# BRIEF
Wherever the word "page" appears in a line, copy that line.

Stored items from a collection
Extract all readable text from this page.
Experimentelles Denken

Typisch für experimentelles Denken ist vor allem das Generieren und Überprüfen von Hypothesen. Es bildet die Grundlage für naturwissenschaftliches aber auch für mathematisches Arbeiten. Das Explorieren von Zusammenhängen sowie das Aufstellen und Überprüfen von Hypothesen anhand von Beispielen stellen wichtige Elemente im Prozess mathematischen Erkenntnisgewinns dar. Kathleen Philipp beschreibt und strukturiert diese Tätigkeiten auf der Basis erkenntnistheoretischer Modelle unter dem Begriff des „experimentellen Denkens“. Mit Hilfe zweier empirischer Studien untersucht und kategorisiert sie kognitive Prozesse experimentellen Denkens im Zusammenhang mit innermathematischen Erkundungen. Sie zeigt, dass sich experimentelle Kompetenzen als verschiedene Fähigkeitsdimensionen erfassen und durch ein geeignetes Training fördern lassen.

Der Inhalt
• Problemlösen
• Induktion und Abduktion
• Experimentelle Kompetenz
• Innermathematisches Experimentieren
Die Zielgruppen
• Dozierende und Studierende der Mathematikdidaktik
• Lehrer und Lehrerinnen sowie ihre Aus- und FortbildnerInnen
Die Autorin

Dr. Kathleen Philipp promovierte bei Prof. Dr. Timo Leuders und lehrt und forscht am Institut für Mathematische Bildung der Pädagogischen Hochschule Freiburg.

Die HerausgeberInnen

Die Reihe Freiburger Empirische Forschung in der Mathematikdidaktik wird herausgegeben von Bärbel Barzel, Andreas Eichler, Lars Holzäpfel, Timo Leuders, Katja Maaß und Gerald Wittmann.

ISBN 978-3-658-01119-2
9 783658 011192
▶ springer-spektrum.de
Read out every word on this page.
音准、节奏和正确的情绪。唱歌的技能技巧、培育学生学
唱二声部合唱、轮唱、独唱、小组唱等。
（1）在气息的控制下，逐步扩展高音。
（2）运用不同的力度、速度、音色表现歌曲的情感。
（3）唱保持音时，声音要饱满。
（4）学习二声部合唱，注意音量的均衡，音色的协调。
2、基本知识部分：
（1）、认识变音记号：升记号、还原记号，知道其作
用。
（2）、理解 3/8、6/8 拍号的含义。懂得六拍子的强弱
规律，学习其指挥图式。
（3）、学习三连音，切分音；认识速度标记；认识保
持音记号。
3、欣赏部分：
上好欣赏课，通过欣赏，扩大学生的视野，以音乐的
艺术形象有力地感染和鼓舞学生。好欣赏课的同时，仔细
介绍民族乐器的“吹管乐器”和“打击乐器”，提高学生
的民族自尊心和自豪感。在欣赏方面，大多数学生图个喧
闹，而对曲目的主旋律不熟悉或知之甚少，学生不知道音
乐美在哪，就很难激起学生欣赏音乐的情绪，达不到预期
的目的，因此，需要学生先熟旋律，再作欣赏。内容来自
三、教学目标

# TASK OUTPUT
Extract all readable text from this page.
Read out every word on this page.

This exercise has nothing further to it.